» Instruction:
Go through the entries below and retype them exactly, omitting each picture.
--- begin Provided data ---
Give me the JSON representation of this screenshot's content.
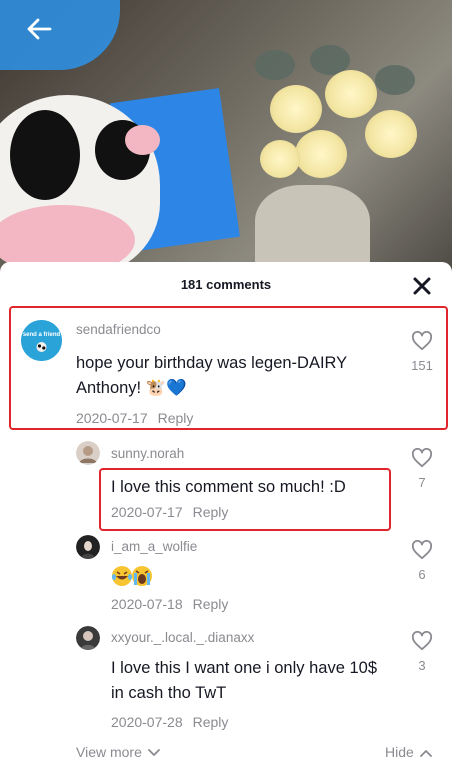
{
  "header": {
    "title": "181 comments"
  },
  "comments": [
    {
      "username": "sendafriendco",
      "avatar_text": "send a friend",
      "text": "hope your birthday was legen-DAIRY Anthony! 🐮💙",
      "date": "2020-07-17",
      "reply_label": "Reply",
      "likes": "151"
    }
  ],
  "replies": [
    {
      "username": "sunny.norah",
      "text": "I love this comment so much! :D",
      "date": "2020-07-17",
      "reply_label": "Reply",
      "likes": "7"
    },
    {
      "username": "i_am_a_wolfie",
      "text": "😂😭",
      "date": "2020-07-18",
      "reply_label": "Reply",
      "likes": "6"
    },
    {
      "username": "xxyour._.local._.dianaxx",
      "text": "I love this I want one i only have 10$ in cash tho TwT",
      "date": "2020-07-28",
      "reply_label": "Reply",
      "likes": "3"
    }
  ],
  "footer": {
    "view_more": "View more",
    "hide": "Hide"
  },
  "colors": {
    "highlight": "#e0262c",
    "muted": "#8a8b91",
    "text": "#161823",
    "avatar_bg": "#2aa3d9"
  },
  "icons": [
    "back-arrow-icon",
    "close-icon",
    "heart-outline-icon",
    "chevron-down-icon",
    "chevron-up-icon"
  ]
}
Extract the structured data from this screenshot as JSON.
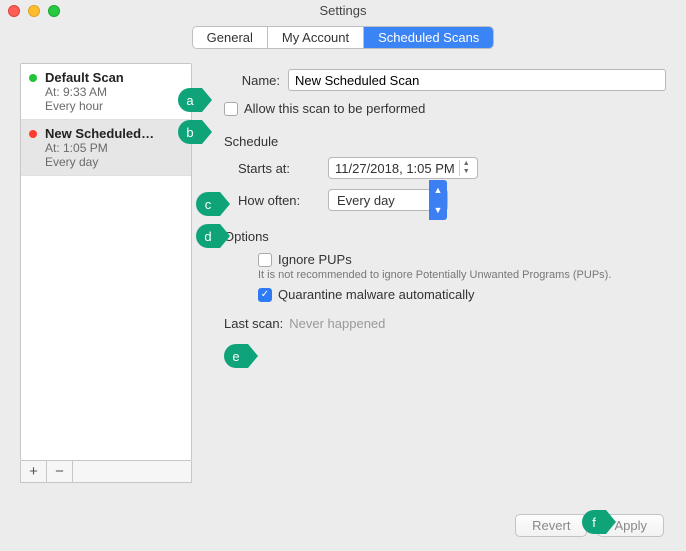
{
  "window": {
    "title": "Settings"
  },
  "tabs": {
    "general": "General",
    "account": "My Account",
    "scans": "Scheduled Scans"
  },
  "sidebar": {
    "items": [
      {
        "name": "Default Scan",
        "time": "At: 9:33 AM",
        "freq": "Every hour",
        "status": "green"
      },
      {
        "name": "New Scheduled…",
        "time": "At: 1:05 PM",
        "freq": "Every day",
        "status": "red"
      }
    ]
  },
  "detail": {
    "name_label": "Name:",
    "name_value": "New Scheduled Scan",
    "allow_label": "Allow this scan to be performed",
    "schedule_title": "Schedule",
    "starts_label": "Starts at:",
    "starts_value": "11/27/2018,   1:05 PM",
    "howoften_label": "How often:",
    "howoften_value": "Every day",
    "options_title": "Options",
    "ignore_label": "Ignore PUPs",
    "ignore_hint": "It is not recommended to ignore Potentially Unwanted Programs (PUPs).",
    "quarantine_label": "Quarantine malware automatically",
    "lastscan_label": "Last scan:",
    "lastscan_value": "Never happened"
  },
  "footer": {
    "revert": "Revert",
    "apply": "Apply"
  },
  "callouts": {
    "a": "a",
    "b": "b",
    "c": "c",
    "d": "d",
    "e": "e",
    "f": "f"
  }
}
--- end Provided data ---
» Worked answer:
Give me the JSON representation of this screenshot's content.
{
  "header": {
    "title": "181 comments"
  },
  "comments": [
    {
      "username": "sendafriendco",
      "avatar_text": "send a friend",
      "text": "hope your birthday was legen-DAIRY Anthony! 🐮💙",
      "date": "2020-07-17",
      "reply_label": "Reply",
      "likes": "151"
    }
  ],
  "replies": [
    {
      "username": "sunny.norah",
      "text": "I love this comment so much! :D",
      "date": "2020-07-17",
      "reply_label": "Reply",
      "likes": "7"
    },
    {
      "username": "i_am_a_wolfie",
      "text": "😂😭",
      "date": "2020-07-18",
      "reply_label": "Reply",
      "likes": "6"
    },
    {
      "username": "xxyour._.local._.dianaxx",
      "text": "I love this I want one i only have 10$ in cash tho TwT",
      "date": "2020-07-28",
      "reply_label": "Reply",
      "likes": "3"
    }
  ],
  "footer": {
    "view_more": "View more",
    "hide": "Hide"
  },
  "colors": {
    "highlight": "#e0262c",
    "muted": "#8a8b91",
    "text": "#161823",
    "avatar_bg": "#2aa3d9"
  },
  "icons": [
    "back-arrow-icon",
    "close-icon",
    "heart-outline-icon",
    "chevron-down-icon",
    "chevron-up-icon"
  ]
}
Extract the structured data from this screenshot as JSON.
{
  "window": {
    "title": "Settings"
  },
  "tabs": {
    "general": "General",
    "account": "My Account",
    "scans": "Scheduled Scans"
  },
  "sidebar": {
    "items": [
      {
        "name": "Default Scan",
        "time": "At: 9:33 AM",
        "freq": "Every hour",
        "status": "green"
      },
      {
        "name": "New Scheduled…",
        "time": "At: 1:05 PM",
        "freq": "Every day",
        "status": "red"
      }
    ]
  },
  "detail": {
    "name_label": "Name:",
    "name_value": "New Scheduled Scan",
    "allow_label": "Allow this scan to be performed",
    "schedule_title": "Schedule",
    "starts_label": "Starts at:",
    "starts_value": "11/27/2018,   1:05 PM",
    "howoften_label": "How often:",
    "howoften_value": "Every day",
    "options_title": "Options",
    "ignore_label": "Ignore PUPs",
    "ignore_hint": "It is not recommended to ignore Potentially Unwanted Programs (PUPs).",
    "quarantine_label": "Quarantine malware automatically",
    "lastscan_label": "Last scan:",
    "lastscan_value": "Never happened"
  },
  "footer": {
    "revert": "Revert",
    "apply": "Apply"
  },
  "callouts": {
    "a": "a",
    "b": "b",
    "c": "c",
    "d": "d",
    "e": "e",
    "f": "f"
  }
}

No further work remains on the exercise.